▶ _Objective_
Leave the pictures out and reproduce, exactly, the lines from the one with "Read out every word on this page." through the end of the entries below.

▶ _Available data_
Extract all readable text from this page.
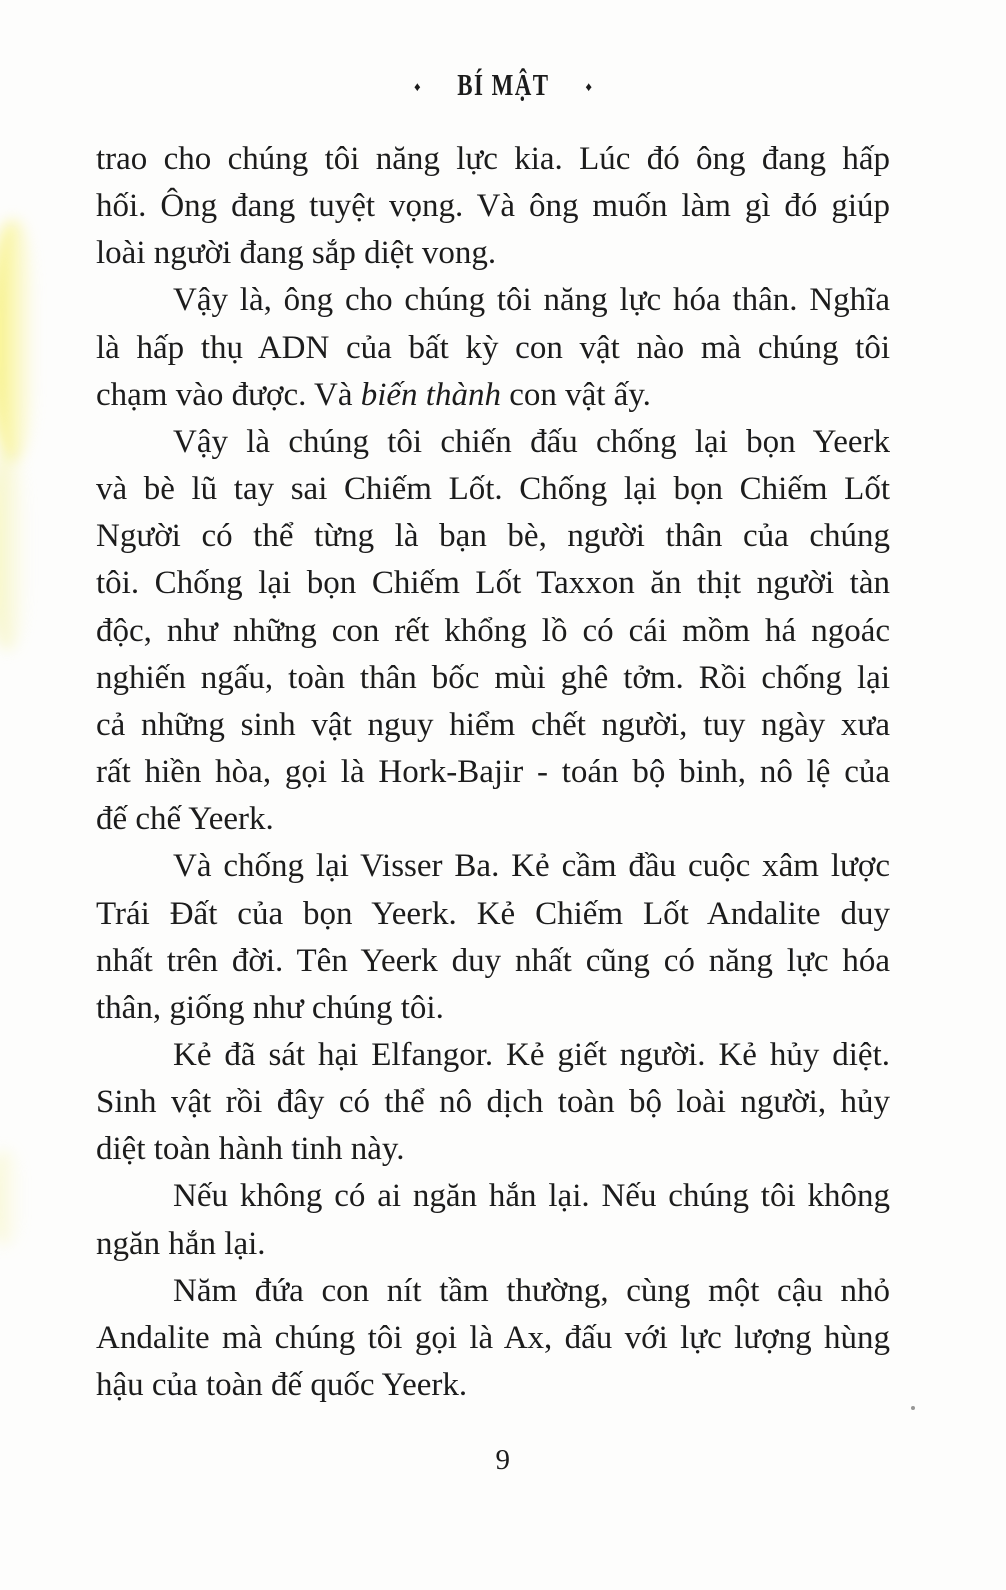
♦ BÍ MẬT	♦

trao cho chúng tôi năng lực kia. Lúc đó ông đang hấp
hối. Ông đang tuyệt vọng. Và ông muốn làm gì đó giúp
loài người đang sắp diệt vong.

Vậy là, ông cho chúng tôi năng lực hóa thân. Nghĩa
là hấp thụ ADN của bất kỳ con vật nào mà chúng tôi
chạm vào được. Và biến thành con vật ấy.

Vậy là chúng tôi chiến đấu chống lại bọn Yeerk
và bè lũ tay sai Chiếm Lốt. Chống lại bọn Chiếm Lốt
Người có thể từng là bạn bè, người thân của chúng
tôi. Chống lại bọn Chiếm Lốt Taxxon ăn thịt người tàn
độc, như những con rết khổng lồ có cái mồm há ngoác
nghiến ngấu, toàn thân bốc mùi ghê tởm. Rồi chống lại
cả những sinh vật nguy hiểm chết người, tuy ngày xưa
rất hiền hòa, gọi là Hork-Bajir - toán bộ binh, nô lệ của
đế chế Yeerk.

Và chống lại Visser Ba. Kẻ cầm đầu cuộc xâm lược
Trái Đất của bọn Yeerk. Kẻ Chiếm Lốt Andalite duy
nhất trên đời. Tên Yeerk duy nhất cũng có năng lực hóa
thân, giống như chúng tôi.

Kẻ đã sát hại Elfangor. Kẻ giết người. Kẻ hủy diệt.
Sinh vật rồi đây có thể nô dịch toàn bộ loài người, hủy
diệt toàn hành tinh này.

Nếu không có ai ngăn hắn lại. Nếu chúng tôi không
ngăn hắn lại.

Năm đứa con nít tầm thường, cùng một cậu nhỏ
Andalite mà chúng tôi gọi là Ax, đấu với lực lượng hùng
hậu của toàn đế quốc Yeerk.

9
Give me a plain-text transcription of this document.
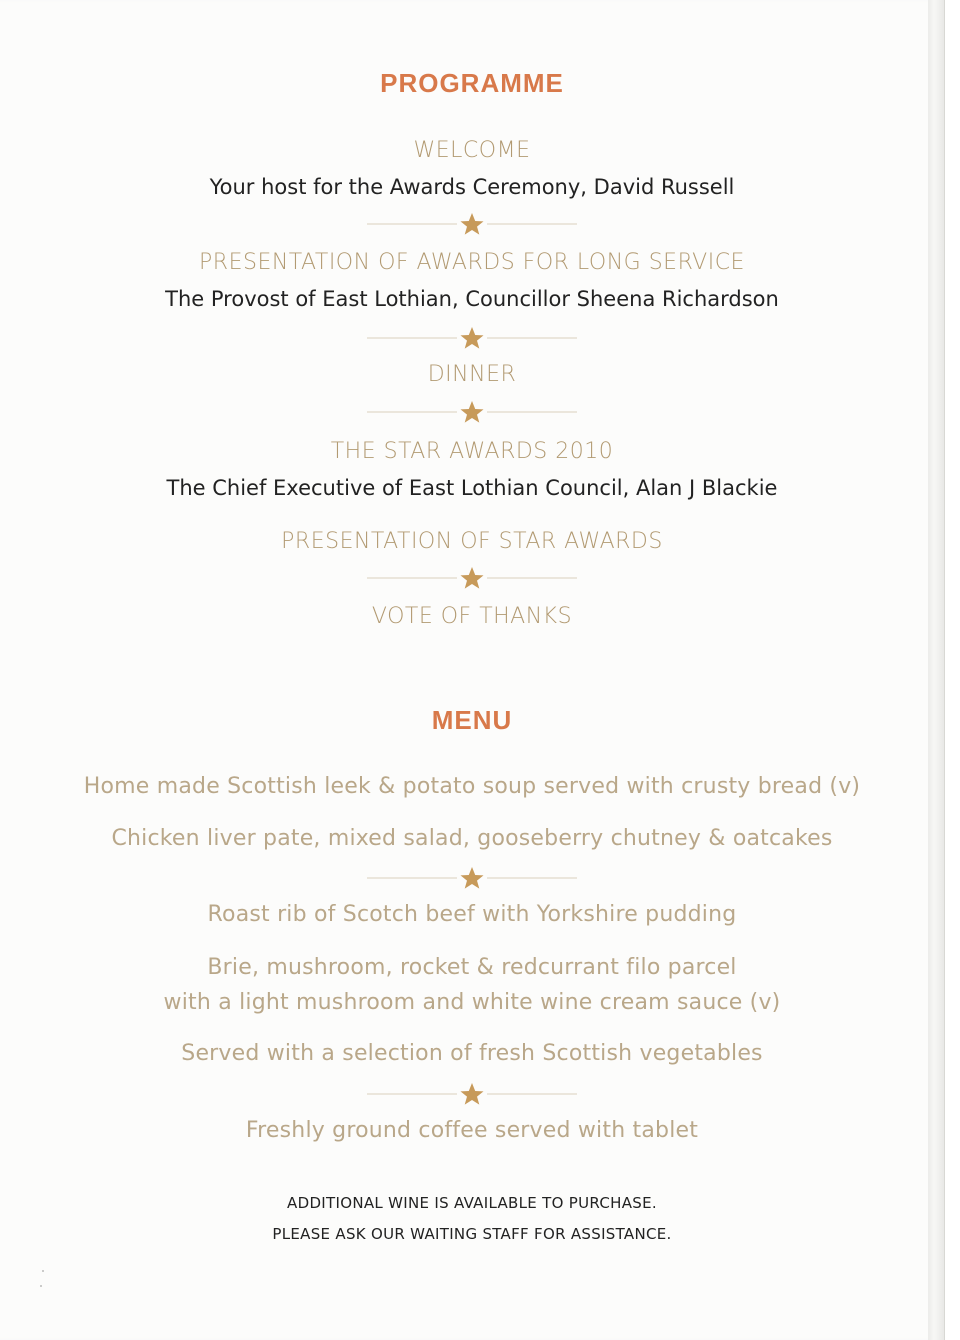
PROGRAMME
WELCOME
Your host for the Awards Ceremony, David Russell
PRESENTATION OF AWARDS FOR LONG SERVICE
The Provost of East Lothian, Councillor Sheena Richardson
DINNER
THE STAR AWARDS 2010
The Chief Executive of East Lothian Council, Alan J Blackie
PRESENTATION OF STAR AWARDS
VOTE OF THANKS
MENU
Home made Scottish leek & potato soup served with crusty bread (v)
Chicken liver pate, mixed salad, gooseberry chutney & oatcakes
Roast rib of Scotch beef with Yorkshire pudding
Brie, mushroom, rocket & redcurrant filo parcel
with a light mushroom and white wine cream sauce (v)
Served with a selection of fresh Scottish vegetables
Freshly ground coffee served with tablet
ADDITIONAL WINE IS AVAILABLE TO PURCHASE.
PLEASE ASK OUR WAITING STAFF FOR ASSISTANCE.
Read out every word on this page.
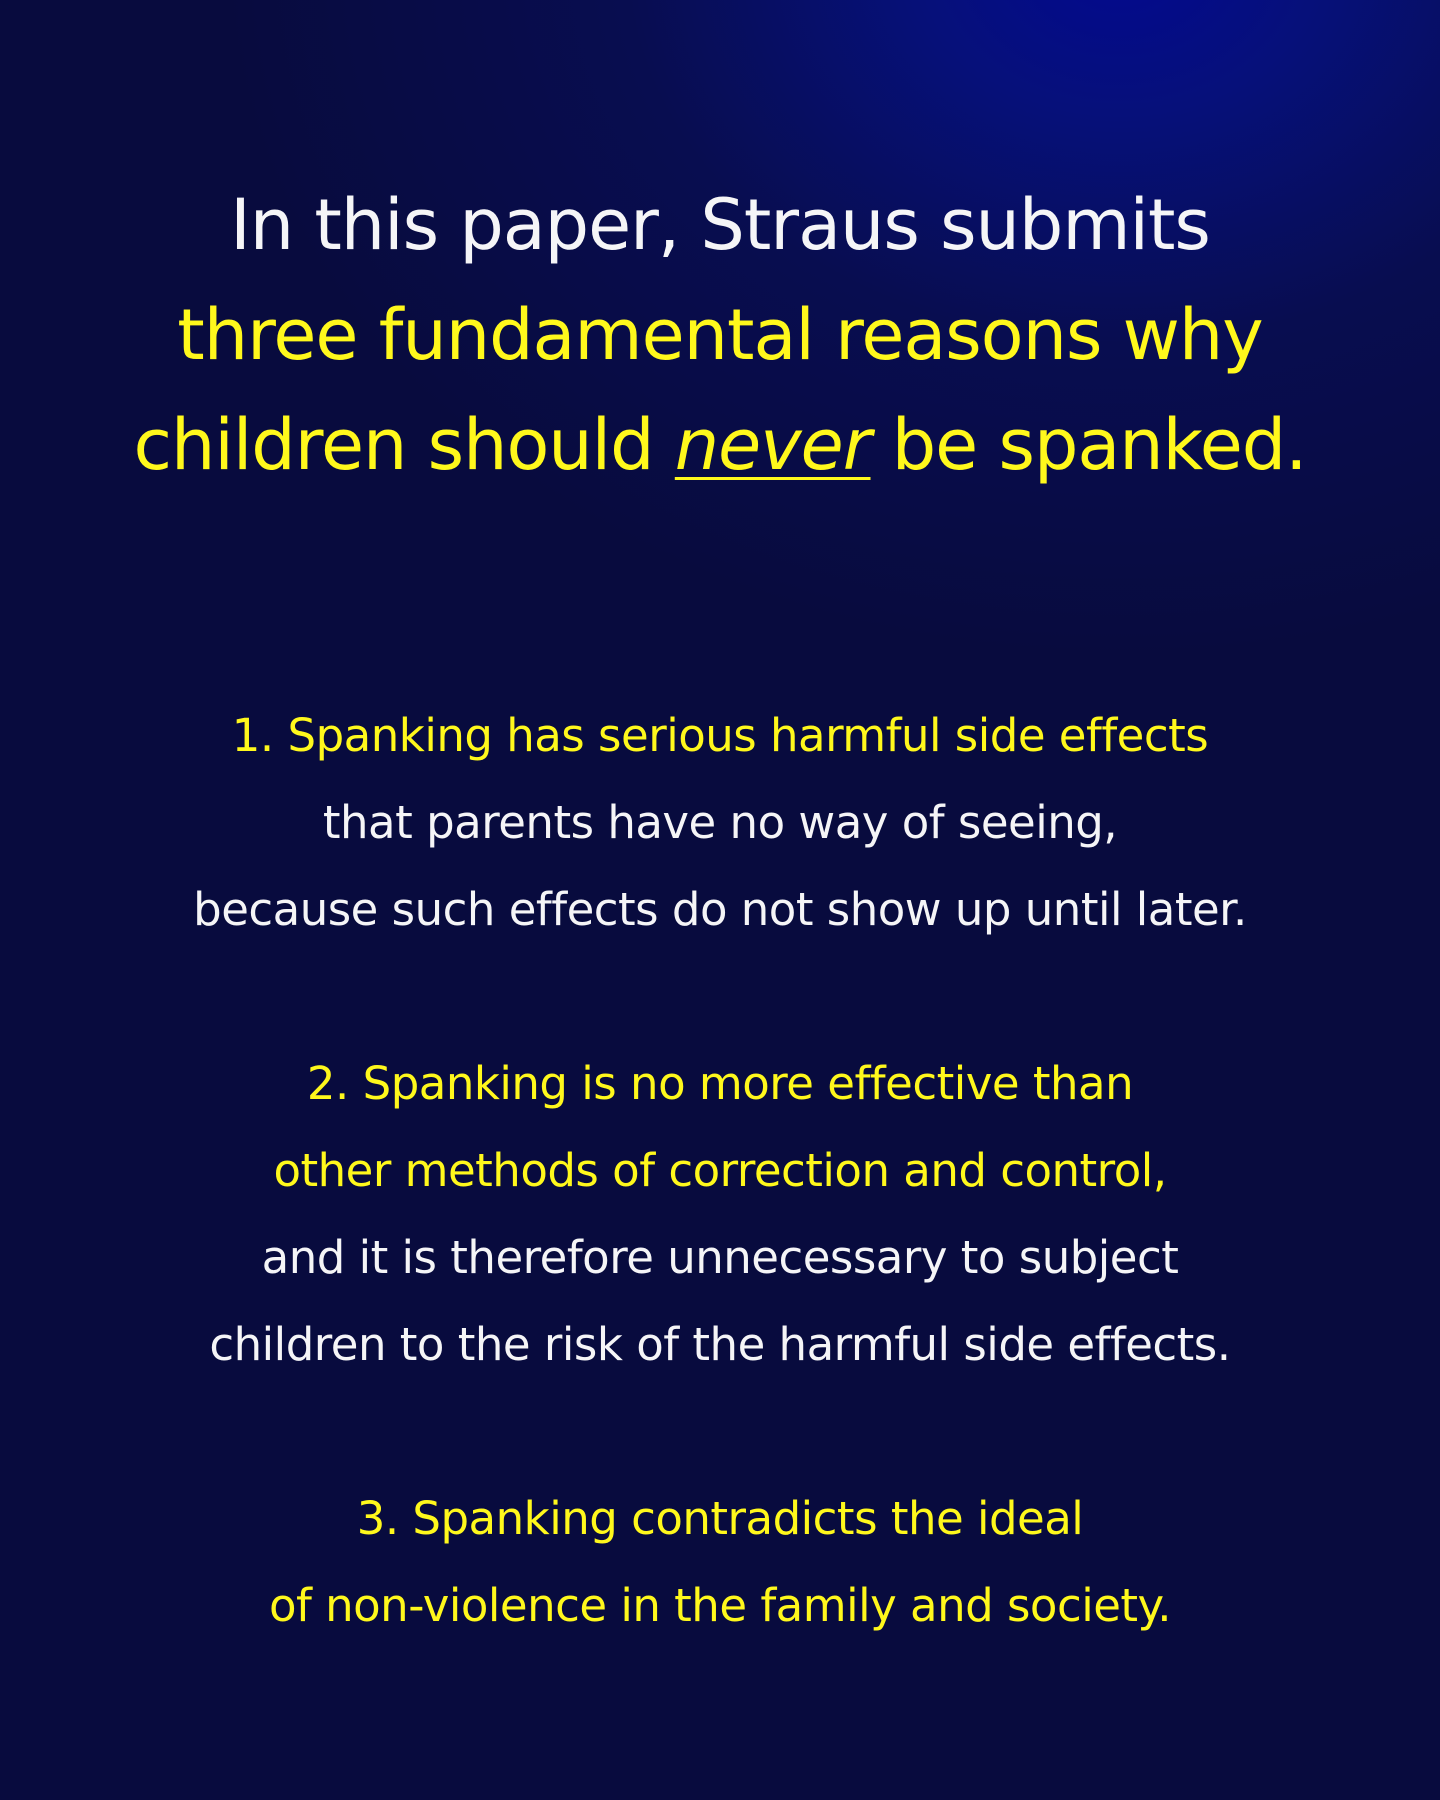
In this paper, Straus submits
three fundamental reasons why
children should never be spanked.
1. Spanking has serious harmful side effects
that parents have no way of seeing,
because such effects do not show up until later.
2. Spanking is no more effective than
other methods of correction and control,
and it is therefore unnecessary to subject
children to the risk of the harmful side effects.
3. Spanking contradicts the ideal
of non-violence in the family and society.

▶ _Task answer_
Read out every word on this page.
In this paper, Straus submits
three fundamental reasons why
children should never be spanked.
1. Spanking has serious harmful side effects
that parents have no way of seeing,
because such effects do not show up until later.
2. Spanking is no more effective than
other methods of correction and control,
and it is therefore unnecessary to subject
children to the risk of the harmful side effects.
3. Spanking contradicts the ideal
of non-violence in the family and society.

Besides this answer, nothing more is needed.